**Your task**
Give the material once more, word for word, without any images.

**Extracted entries**

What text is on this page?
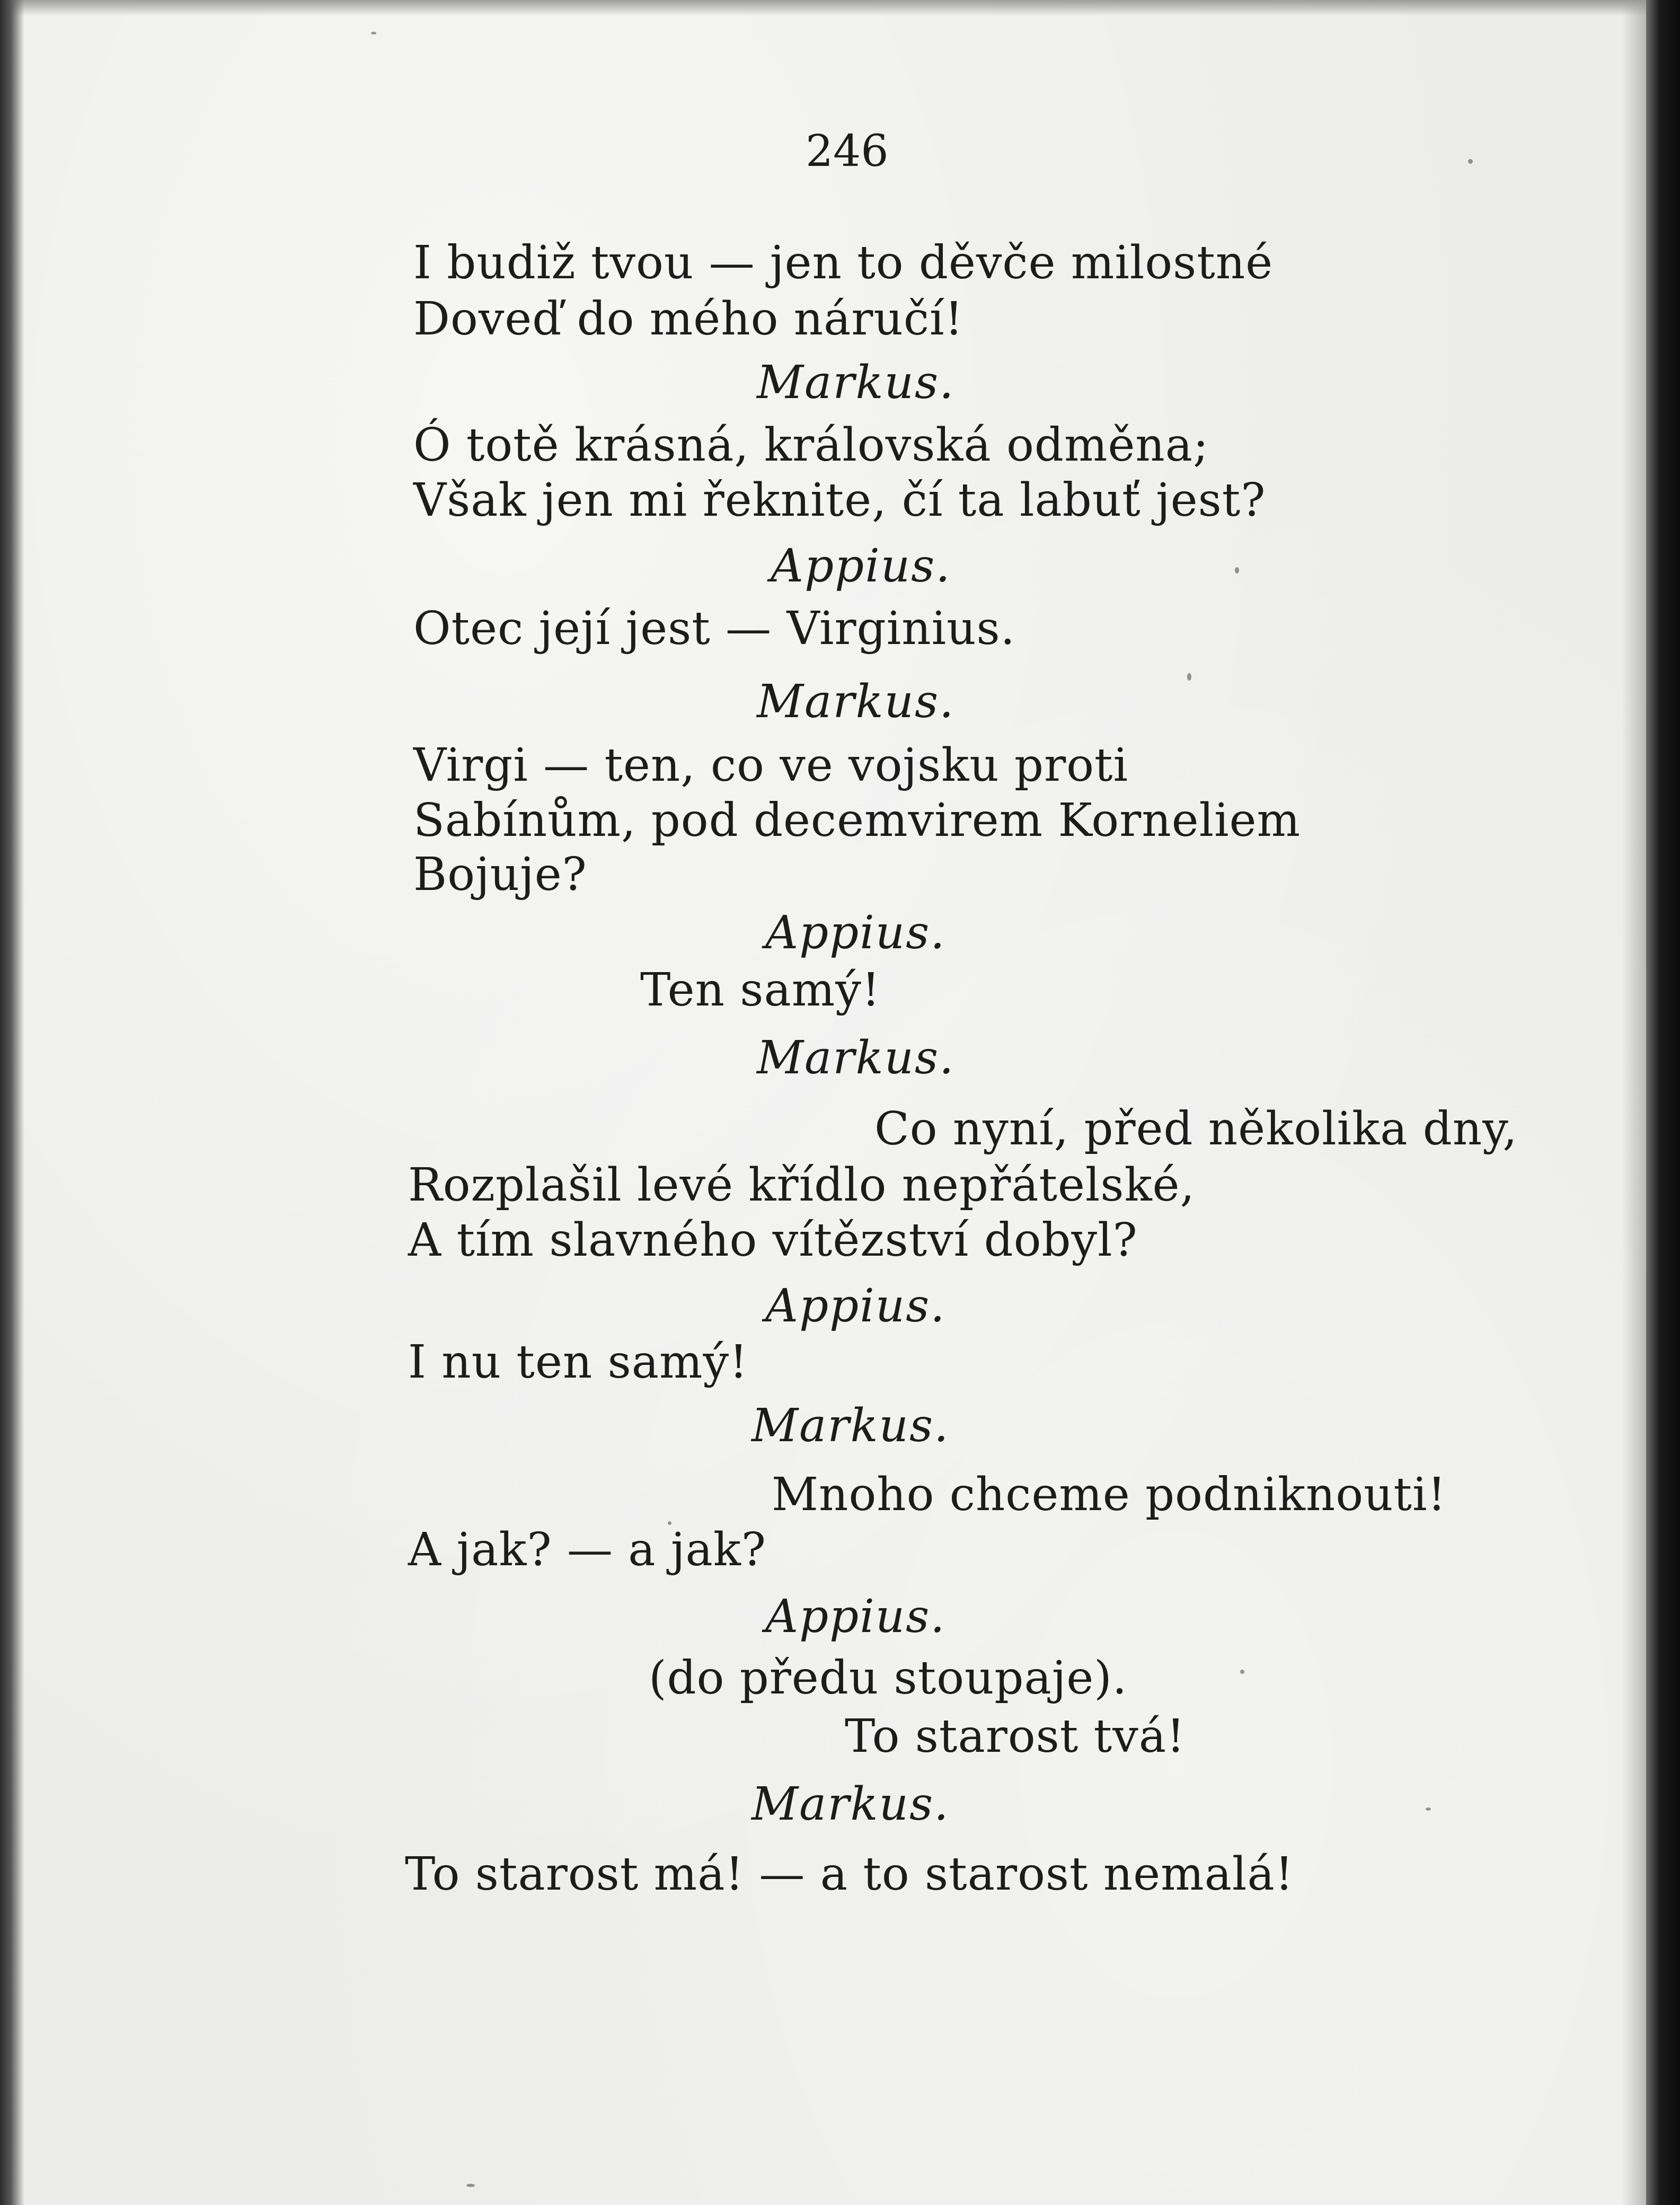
246
I budiž tvou — jen to děvče milostné
Doveď do mého náručí!
Markus.
Ó totě krásná, královská odměna;
Však jen mi řeknite, čí ta labuť jest?
Appius.
Otec její jest — Virginius.
Markus.
Virgi — ten, co ve vojsku proti
Sabínům, pod decemvirem Korneliem
Bojuje?
Appius.
Ten samý!
Markus.
Co nyní, před několika dny,
Rozplašil levé křídlo nepřátelské,
A tím slavného vítězství dobyl?
Appius.
I nu ten samý!
Markus.
Mnoho chceme podniknouti!
A jak? — a jak?
Appius.
(do předu stoupaje).
To starost tvá!
Markus.
To starost má! — a to starost nemalá!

**Full solution**
What text is on this page?
246
I budiž tvou — jen to děvče milostné
Doveď do mého náručí!
Markus.
Ó totě krásná, královská odměna;
Však jen mi řeknite, čí ta labuť jest?
Appius.
Otec její jest — Virginius.
Markus.
Virgi — ten, co ve vojsku proti
Sabínům, pod decemvirem Korneliem
Bojuje?
Appius.
Ten samý!
Markus.
Co nyní, před několika dny,
Rozplašil levé křídlo nepřátelské,
A tím slavného vítězství dobyl?
Appius.
I nu ten samý!
Markus.
Mnoho chceme podniknouti!
A jak? — a jak?
Appius.
(do předu stoupaje).
To starost tvá!
Markus.
To starost má! — a to starost nemalá!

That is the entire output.